Request a => Please extract the lines of the records from the first one through the line containing "svg-text:TAX: TAX <box>373 633 392 643</box>", including both ends, and reproduce them unchanged.

Article =>

The first script of Disney’s new movie “Christopher Robin” was written by Alex Ross Perry, one of today’s most distinctive young independent filmmakers. (His most recent film, “Golden Exits,” premièred at Sundance, in 2017, and was released earlier this year.) Perry’s films are marked by characters facing humiliation with aggression and self-scourging; they’re often sharply funny but are always streaked with pain and frustration. It’s not clear how much of Perry’s work is present in the final version of “Christopher Robin”—the story is credited to Greg Brooker and Mark Steven Johnson, and the screenplay to Perry, Tom McCarthy, and Allison Schroeder. Disney was taking few chances, and hedged even more by choosing Marc Forster to direct. Nonetheless, there’s an unusually, and refreshingly, abrasive aspect to “Christopher Robin” that raises it above the usual run of children’s movies, and it’s matched by the abraded surfaces that the movie presents onscreen.
The action starts with young Christopher Robin (Orton O’Brien), whose adventures in the Hundred Acre Wood are about to come to an end. He’ll soon leave for boarding school, and he’s enjoying a sentimental farewell lunch with Pooh (voiced by Jim Cummings) and the other fantastic animals. His coming-of-age, or, rather, his forced march into a maturity that he didn’t seek, is marked by the very appearance of the animals. The movie is a blend of live action and C.G.I., and the creatures, far from the familiarly abstracted and colorful drawings, look like living stuffed animals that have been used and worn out; they’re shaggy, scruffy, faded, and threadbare, with the backing and the seams showing through their washed-out and nearly colorless fur. Leaving these living toys is like leaving the frivolous things of childhood behind, and Christopher is soon pushed far from them—he meets and marries a woman named Evelyn (Hayley Atwell), they have a child, Christopher goes off to fight in the Second World War, and then he returns home wounded.

Request b => According to the review of "Christopher Robin," whom did Disney choose to direct the movie?

Data supplied =>
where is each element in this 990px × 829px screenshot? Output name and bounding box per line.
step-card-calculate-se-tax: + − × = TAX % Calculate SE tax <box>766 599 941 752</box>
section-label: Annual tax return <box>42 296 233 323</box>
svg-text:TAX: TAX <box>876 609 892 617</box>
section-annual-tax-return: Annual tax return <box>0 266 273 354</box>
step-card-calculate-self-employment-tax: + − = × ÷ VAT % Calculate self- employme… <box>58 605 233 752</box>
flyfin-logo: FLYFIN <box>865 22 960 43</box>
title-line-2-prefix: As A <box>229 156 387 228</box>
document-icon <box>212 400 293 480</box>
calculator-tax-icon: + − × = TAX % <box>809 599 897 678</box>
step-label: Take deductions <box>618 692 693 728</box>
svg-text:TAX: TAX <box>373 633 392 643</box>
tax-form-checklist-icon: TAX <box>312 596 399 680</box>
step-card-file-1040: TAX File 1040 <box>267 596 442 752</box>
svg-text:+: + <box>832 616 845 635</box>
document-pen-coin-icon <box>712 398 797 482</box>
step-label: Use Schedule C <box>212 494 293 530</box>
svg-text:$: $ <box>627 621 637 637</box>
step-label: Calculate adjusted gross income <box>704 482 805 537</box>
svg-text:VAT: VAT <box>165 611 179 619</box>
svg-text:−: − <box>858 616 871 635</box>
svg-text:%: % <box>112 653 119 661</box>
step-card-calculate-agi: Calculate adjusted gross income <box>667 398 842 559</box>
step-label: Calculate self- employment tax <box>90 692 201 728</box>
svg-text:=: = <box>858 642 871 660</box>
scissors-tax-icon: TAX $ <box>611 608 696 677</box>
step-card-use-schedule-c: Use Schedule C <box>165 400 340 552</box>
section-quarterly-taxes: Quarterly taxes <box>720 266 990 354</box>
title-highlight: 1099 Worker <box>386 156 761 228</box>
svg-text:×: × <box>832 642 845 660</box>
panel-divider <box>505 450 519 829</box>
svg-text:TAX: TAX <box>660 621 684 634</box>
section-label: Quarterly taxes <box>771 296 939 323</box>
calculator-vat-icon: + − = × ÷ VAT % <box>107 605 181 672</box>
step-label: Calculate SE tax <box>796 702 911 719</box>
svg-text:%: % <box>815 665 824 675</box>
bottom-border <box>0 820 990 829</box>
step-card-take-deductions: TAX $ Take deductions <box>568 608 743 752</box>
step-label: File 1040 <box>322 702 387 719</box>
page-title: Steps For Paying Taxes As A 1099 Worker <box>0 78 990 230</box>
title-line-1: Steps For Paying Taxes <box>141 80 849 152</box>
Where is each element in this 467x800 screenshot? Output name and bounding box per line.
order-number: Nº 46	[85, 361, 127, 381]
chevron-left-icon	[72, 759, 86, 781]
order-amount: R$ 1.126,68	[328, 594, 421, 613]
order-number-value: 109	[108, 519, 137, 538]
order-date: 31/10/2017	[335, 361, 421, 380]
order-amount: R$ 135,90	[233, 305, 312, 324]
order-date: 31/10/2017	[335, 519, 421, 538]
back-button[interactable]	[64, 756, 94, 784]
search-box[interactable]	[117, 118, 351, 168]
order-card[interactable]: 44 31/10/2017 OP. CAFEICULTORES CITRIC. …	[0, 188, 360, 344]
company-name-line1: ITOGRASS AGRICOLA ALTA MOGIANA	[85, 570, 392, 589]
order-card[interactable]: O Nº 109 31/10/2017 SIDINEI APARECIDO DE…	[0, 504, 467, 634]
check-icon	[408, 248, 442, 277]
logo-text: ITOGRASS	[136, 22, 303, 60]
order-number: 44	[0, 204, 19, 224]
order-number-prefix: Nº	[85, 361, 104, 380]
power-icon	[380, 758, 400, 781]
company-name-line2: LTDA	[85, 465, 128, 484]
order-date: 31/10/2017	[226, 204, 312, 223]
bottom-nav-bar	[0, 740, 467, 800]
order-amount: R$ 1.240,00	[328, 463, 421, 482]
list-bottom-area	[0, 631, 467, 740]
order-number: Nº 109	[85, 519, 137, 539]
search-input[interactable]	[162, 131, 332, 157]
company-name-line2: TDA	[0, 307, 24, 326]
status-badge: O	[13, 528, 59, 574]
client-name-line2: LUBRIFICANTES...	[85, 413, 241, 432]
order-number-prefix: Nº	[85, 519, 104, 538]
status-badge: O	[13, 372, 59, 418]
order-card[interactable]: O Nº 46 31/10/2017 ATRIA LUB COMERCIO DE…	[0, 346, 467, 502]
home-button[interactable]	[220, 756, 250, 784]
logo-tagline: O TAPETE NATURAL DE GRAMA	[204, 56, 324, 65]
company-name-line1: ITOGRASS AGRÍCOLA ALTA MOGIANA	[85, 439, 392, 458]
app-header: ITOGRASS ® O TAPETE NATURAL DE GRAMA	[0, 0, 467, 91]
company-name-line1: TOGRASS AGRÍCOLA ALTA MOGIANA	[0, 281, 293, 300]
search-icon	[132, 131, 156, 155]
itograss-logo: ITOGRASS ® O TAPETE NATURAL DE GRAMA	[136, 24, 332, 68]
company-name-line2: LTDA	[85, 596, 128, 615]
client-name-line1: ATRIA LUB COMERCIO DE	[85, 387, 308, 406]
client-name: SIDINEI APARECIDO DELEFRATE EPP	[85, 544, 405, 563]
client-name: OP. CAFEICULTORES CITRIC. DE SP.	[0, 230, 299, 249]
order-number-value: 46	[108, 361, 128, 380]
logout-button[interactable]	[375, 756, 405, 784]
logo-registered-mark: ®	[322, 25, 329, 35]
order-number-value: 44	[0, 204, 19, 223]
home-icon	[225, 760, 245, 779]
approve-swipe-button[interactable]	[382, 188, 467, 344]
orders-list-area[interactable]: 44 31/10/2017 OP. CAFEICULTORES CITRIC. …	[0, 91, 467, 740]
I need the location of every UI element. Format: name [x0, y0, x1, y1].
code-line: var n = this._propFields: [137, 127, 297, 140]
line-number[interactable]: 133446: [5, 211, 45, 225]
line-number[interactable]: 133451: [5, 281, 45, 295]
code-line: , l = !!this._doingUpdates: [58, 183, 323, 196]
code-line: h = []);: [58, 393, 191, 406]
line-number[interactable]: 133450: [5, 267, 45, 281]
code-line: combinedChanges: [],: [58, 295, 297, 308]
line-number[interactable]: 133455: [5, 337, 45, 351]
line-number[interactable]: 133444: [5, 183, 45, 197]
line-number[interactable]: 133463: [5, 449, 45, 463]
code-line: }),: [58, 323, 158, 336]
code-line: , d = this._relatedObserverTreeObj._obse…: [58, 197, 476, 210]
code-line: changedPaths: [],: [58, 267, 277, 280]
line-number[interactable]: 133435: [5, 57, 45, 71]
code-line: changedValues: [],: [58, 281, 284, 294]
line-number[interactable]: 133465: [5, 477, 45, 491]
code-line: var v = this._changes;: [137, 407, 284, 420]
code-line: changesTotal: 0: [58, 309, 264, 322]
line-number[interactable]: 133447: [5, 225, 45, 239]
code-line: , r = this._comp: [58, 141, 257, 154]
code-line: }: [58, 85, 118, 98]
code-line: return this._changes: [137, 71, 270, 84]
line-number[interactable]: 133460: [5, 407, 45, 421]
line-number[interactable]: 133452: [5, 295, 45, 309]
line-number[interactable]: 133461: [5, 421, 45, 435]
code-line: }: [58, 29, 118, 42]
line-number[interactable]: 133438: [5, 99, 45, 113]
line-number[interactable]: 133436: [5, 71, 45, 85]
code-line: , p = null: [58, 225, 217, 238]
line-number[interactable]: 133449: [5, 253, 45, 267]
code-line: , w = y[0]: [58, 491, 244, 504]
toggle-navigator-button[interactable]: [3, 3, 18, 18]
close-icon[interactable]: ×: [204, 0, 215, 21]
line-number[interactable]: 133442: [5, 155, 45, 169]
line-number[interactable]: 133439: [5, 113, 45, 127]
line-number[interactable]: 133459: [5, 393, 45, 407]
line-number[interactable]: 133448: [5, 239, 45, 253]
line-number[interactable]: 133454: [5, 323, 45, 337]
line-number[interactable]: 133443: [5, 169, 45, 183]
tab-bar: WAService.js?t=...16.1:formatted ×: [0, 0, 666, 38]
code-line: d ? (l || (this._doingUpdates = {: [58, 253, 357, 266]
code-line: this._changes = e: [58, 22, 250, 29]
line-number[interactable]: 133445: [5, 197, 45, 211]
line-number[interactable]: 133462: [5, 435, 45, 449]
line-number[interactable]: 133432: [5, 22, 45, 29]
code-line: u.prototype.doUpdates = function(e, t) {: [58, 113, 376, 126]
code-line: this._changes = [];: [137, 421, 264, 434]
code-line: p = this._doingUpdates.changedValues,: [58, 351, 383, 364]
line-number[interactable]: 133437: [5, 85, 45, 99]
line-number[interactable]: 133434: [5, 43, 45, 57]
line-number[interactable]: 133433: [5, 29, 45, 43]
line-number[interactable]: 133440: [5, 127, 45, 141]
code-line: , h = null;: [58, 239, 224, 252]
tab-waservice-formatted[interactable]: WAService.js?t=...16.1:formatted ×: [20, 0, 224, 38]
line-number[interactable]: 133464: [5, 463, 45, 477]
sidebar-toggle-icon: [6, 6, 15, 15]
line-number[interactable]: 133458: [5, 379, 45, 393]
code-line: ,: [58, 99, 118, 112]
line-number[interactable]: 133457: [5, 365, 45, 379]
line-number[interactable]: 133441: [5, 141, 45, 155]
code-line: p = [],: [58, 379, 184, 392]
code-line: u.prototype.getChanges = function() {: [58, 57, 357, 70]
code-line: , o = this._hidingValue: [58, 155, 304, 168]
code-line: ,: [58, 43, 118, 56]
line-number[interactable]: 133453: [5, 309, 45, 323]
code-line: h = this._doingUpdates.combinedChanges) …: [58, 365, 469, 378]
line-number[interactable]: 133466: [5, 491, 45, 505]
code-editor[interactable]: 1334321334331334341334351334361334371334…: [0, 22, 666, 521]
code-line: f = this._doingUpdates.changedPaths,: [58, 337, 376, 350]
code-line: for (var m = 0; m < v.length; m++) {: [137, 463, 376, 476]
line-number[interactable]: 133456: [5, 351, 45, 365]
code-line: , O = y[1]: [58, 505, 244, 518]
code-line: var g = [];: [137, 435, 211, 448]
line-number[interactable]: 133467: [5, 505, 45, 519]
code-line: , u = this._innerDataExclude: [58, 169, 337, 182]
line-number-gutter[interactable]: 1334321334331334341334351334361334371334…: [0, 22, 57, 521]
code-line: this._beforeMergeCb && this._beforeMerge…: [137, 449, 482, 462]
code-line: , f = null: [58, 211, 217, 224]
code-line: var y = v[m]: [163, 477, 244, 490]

Task answer a =>
where is each element in this 990px × 829px screenshot? Output name and bounding box per line.
step-card-calculate-se-tax: + − × = TAX % Calculate SE tax <box>766 599 941 752</box>
section-label: Annual tax return <box>42 296 233 323</box>
svg-text:TAX: TAX <box>876 609 892 617</box>
section-annual-tax-return: Annual tax return <box>0 266 273 354</box>
step-card-calculate-self-employment-tax: + − = × ÷ VAT % Calculate self- employme… <box>58 605 233 752</box>
flyfin-logo: FLYFIN <box>865 22 960 43</box>
title-line-2-prefix: As A <box>229 156 387 228</box>
document-icon <box>212 400 293 480</box>
calculator-tax-icon: + − × = TAX % <box>809 599 897 678</box>
step-label: Take deductions <box>618 692 693 728</box>
svg-text:TAX: TAX <box>373 633 392 643</box>

Task answer b => Marc Forster